How to complete this task »
Whatever lines the data contains, output all of them unchanged.

Entries provided »

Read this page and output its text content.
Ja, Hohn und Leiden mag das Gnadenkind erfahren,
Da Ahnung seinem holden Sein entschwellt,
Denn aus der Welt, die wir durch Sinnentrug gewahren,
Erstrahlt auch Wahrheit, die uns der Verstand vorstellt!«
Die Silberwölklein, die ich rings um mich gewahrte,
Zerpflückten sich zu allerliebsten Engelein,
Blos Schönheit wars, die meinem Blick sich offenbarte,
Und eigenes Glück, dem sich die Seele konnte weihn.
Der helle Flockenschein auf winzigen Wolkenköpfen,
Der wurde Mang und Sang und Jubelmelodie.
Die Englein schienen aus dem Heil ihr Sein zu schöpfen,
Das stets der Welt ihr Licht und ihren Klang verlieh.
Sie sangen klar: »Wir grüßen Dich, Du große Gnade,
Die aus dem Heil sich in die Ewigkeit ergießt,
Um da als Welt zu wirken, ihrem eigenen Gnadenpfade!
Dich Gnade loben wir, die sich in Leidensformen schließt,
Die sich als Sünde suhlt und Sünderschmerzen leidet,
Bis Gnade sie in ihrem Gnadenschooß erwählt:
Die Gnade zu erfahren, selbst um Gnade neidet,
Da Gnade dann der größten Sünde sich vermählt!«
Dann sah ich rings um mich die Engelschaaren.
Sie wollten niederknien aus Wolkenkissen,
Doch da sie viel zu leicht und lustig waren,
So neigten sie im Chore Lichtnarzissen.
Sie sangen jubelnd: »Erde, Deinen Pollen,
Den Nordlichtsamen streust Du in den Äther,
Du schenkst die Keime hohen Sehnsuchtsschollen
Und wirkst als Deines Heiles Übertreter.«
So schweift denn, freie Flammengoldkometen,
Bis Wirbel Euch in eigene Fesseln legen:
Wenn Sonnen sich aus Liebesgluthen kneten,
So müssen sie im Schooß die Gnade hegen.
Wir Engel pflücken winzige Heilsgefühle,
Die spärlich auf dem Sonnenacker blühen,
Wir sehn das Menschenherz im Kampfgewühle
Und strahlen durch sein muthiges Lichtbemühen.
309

Response box »
Read this page and output its text content.
Ja, Hohn und Leiden mag das Gnadenkind erfahren,
Da Ahnung seinem holden Sein entschwellt,
Denn aus der Welt, die wir durch Sinnentrug gewahren,
Erstrahlt auch Wahrheit, die uns der Verstand vorstellt!«
Die Silberwölklein, die ich rings um mich gewahrte,
Zerpflückten sich zu allerliebsten Engelein,
Blos Schönheit wars, die meinem Blick sich offenbarte,
Und eigenes Glück, dem sich die Seele konnte weihn.
Der helle Flockenschein auf winzigen Wolkenköpfen,
Der wurde Mang und Sang und Jubelmelodie.
Die Englein schienen aus dem Heil ihr Sein zu schöpfen,
Das stets der Welt ihr Licht und ihren Klang verlieh.
Sie sangen klar: »Wir grüßen Dich, Du große Gnade,
Die aus dem Heil sich in die Ewigkeit ergießt,
Um da als Welt zu wirken, ihrem eigenen Gnadenpfade!
Dich Gnade loben wir, die sich in Leidensformen schließt,
Die sich als Sünde suhlt und Sünderschmerzen leidet,
Bis Gnade sie in ihrem Gnadenschooß erwählt:
Die Gnade zu erfahren, selbst um Gnade neidet,
Da Gnade dann der größten Sünde sich vermählt!«
Dann sah ich rings um mich die Engelschaaren.
Sie wollten niederknien aus Wolkenkissen,
Doch da sie viel zu leicht und lustig waren,
So neigten sie im Chore Lichtnarzissen.
Sie sangen jubelnd: »Erde, Deinen Pollen,
Den Nordlichtsamen streust Du in den Äther,
Du schenkst die Keime hohen Sehnsuchtsschollen
Und wirkst als Deines Heiles Übertreter.«
So schweift denn, freie Flammengoldkometen,
Bis Wirbel Euch in eigene Fesseln legen:
Wenn Sonnen sich aus Liebesgluthen kneten,
So müssen sie im Schooß die Gnade hegen.
Wir Engel pflücken winzige Heilsgefühle,
Die spärlich auf dem Sonnenacker blühen,
Wir sehn das Menschenherz im Kampfgewühle
Und strahlen durch sein muthiges Lichtbemühen.
309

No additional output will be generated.